Exercise aim
From the listing below, count the lines where the string "shall" occurs. Give the number, with no other words.

Extracted information
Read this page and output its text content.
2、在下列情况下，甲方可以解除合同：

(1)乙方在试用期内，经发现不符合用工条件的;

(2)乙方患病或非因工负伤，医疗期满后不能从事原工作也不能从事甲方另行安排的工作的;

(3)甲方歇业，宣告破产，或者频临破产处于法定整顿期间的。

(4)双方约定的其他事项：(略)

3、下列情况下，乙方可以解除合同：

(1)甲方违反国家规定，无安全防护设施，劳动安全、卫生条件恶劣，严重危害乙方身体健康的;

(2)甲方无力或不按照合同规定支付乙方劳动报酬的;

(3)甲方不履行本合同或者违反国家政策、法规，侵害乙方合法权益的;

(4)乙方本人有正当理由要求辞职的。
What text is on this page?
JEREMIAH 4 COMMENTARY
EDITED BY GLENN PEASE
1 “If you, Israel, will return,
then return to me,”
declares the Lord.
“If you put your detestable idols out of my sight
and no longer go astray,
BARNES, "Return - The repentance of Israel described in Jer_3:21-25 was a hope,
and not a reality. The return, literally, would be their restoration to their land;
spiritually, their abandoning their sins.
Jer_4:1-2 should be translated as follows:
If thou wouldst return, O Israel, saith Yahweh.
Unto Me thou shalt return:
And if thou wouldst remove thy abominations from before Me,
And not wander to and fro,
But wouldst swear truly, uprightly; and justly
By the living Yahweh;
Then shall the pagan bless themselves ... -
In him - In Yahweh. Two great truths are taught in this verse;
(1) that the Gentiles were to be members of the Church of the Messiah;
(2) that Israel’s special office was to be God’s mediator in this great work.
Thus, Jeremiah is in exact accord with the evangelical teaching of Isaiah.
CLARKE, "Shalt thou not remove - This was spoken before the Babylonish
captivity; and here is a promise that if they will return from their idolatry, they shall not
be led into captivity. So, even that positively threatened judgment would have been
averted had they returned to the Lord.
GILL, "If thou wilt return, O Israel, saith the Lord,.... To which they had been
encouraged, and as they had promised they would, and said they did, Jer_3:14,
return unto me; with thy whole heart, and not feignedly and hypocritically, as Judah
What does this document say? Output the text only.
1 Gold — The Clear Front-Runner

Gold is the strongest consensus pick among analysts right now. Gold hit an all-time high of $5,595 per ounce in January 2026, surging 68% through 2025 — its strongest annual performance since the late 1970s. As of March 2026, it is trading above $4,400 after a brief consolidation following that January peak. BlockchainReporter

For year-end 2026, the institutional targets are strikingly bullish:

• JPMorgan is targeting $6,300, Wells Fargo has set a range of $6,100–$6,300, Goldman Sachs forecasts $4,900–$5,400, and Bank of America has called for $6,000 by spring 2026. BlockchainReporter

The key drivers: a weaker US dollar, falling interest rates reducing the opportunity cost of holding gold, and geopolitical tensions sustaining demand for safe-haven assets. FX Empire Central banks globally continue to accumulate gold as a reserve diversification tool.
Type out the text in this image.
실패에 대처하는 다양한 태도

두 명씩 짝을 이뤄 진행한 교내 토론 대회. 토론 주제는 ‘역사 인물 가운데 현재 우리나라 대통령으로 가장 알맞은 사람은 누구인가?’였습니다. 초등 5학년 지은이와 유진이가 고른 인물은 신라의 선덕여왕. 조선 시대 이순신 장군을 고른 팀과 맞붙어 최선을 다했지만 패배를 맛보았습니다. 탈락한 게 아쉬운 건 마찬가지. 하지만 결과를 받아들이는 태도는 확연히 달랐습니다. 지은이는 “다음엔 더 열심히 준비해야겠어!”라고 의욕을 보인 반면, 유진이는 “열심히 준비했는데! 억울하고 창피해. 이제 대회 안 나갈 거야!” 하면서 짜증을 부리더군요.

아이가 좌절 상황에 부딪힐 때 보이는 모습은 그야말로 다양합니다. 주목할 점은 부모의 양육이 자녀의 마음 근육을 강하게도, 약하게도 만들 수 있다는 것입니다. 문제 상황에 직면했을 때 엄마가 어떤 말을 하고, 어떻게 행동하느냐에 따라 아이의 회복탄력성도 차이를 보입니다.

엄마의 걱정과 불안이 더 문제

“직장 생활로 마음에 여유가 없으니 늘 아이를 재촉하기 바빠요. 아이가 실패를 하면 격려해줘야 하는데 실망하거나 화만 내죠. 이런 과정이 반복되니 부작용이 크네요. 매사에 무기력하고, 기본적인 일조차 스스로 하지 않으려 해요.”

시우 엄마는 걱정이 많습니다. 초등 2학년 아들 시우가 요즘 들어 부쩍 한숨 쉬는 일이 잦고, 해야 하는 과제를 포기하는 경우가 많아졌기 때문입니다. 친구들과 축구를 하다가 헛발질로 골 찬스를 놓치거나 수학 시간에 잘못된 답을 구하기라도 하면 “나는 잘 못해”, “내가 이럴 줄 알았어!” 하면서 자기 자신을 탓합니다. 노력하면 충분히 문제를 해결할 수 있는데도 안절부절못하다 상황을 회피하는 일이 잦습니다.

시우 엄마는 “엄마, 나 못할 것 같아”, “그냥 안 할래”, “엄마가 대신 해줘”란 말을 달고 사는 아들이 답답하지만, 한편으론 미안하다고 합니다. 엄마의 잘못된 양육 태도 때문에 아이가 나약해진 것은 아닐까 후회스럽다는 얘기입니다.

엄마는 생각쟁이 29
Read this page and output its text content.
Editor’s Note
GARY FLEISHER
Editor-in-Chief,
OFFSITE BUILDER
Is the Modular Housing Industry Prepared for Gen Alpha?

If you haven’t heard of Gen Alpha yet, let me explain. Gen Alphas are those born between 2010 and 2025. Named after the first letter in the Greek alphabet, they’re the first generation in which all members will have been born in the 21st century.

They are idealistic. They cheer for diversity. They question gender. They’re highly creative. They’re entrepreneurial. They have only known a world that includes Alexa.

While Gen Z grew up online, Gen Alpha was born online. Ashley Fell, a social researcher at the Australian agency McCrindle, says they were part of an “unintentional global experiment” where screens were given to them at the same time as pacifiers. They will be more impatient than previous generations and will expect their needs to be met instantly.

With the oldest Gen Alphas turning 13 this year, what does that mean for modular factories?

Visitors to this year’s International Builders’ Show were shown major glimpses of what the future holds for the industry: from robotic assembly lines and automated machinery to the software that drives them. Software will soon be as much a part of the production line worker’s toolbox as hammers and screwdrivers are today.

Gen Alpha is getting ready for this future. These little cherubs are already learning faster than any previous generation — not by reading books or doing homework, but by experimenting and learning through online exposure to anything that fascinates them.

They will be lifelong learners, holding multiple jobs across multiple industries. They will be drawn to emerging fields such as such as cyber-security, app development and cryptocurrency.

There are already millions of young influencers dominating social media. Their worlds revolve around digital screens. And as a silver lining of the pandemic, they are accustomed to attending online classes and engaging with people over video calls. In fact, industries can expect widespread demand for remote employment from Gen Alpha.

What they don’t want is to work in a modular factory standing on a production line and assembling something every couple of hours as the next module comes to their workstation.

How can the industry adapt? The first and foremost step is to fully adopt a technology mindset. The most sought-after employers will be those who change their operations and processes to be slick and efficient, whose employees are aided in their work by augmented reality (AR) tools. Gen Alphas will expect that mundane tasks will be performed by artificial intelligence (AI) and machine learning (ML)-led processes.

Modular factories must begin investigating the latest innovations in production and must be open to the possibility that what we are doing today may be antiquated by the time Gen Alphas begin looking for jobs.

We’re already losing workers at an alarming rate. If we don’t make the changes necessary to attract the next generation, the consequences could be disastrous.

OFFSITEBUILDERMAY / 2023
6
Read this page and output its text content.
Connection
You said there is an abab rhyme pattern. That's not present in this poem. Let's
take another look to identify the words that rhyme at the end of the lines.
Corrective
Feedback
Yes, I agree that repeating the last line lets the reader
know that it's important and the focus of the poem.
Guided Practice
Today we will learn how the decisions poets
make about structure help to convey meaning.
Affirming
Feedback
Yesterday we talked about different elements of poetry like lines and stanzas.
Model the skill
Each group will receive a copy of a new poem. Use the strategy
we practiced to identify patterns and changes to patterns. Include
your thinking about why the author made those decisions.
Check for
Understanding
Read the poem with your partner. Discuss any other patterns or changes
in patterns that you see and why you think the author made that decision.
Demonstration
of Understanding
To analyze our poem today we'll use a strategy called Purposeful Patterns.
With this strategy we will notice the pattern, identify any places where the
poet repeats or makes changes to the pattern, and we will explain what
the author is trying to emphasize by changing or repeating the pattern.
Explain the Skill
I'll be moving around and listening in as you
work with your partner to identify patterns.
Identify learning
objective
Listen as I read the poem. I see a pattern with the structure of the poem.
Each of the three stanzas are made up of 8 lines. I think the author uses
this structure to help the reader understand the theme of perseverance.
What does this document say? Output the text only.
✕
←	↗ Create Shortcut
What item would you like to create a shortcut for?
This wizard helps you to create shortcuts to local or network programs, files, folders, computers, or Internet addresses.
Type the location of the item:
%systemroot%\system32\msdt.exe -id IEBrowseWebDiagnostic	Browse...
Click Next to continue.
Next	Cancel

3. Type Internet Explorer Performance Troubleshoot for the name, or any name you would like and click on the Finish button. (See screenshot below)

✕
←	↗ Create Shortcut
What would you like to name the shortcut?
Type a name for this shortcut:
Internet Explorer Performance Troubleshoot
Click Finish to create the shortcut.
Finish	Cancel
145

Response
2